* [Data records]
◇ ◇ ◇

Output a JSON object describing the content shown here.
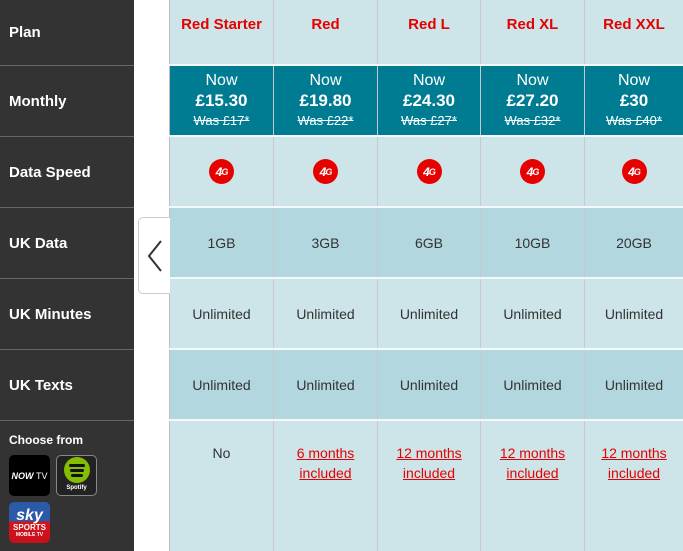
{
  "row_labels": {
    "plan": "Plan",
    "monthly": "Monthly",
    "data_speed": "Data Speed",
    "uk_data": "UK Data",
    "uk_minutes": "UK Minutes",
    "uk_texts": "UK Texts",
    "choose_from": "Choose from"
  },
  "partner_logos": [
    {
      "name": "NOW TV",
      "brand": "NOW",
      "suffix": "TV"
    },
    {
      "name": "Spotify",
      "label": "Spotify"
    },
    {
      "name": "Sky Sports Mobile TV",
      "line1": "sky",
      "line2": "SPORTS",
      "line3": "MOBILE TV"
    }
  ],
  "plans": [
    {
      "name": "Red Starter",
      "now_label": "Now",
      "price": "£15.30",
      "was": "Was £17*",
      "speed": "4G",
      "data": "1GB",
      "minutes": "Unlimited",
      "texts": "Unlimited",
      "extra_line1": "No",
      "extra_line2": "",
      "extra_is_link": false
    },
    {
      "name": "Red",
      "now_label": "Now",
      "price": "£19.80",
      "was": "Was £22*",
      "speed": "4G",
      "data": "3GB",
      "minutes": "Unlimited",
      "texts": "Unlimited",
      "extra_line1": "6 months",
      "extra_line2": "included",
      "extra_is_link": true
    },
    {
      "name": "Red L",
      "now_label": "Now",
      "price": "£24.30",
      "was": "Was £27*",
      "speed": "4G",
      "data": "6GB",
      "minutes": "Unlimited",
      "texts": "Unlimited",
      "extra_line1": "12 months",
      "extra_line2": "included",
      "extra_is_link": true
    },
    {
      "name": "Red XL",
      "now_label": "Now",
      "price": "£27.20",
      "was": "Was £32*",
      "speed": "4G",
      "data": "10GB",
      "minutes": "Unlimited",
      "texts": "Unlimited",
      "extra_line1": "12 months",
      "extra_line2": "included",
      "extra_is_link": true
    },
    {
      "name": "Red XXL",
      "now_label": "Now",
      "price": "£30",
      "was": "Was £40*",
      "speed": "4G",
      "data": "20GB",
      "minutes": "Unlimited",
      "texts": "Unlimited",
      "extra_line1": "12 months",
      "extra_line2": "included",
      "extra_is_link": true
    }
  ],
  "colors": {
    "brand_red": "#e60000",
    "teal": "#007c92",
    "sidebar_bg": "#333333",
    "row_light": "#cde4e8",
    "row_dark": "#b2d7de"
  },
  "nav": {
    "prev_icon": "chevron-left-icon"
  }
}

◇ ◇ ◇

* [Task description]
Leave out the pictures and repeat everything else in the records exactly.

* [The output]
Output a JSON object describing the content shown here.
{
  "row_labels": {
    "plan": "Plan",
    "monthly": "Monthly",
    "data_speed": "Data Speed",
    "uk_data": "UK Data",
    "uk_minutes": "UK Minutes",
    "uk_texts": "UK Texts",
    "choose_from": "Choose from"
  },
  "partner_logos": [
    {
      "name": "NOW TV",
      "brand": "NOW",
      "suffix": "TV"
    },
    {
      "name": "Spotify",
      "label": "Spotify"
    },
    {
      "name": "Sky Sports Mobile TV",
      "line1": "sky",
      "line2": "SPORTS",
      "line3": "MOBILE TV"
    }
  ],
  "plans": [
    {
      "name": "Red Starter",
      "now_label": "Now",
      "price": "£15.30",
      "was": "Was £17*",
      "speed": "4G",
      "data": "1GB",
      "minutes": "Unlimited",
      "texts": "Unlimited",
      "extra_line1": "No",
      "extra_line2": "",
      "extra_is_link": false
    },
    {
      "name": "Red",
      "now_label": "Now",
      "price": "£19.80",
      "was": "Was £22*",
      "speed": "4G",
      "data": "3GB",
      "minutes": "Unlimited",
      "texts": "Unlimited",
      "extra_line1": "6 months",
      "extra_line2": "included",
      "extra_is_link": true
    },
    {
      "name": "Red L",
      "now_label": "Now",
      "price": "£24.30",
      "was": "Was £27*",
      "speed": "4G",
      "data": "6GB",
      "minutes": "Unlimited",
      "texts": "Unlimited",
      "extra_line1": "12 months",
      "extra_line2": "included",
      "extra_is_link": true
    },
    {
      "name": "Red XL",
      "now_label": "Now",
      "price": "£27.20",
      "was": "Was £32*",
      "speed": "4G",
      "data": "10GB",
      "minutes": "Unlimited",
      "texts": "Unlimited",
      "extra_line1": "12 months",
      "extra_line2": "included",
      "extra_is_link": true
    },
    {
      "name": "Red XXL",
      "now_label": "Now",
      "price": "£30",
      "was": "Was £40*",
      "speed": "4G",
      "data": "20GB",
      "minutes": "Unlimited",
      "texts": "Unlimited",
      "extra_line1": "12 months",
      "extra_line2": "included",
      "extra_is_link": true
    }
  ],
  "colors": {
    "brand_red": "#e60000",
    "teal": "#007c92",
    "sidebar_bg": "#333333",
    "row_light": "#cde4e8",
    "row_dark": "#b2d7de"
  },
  "nav": {
    "prev_icon": "chevron-left-icon"
  }
}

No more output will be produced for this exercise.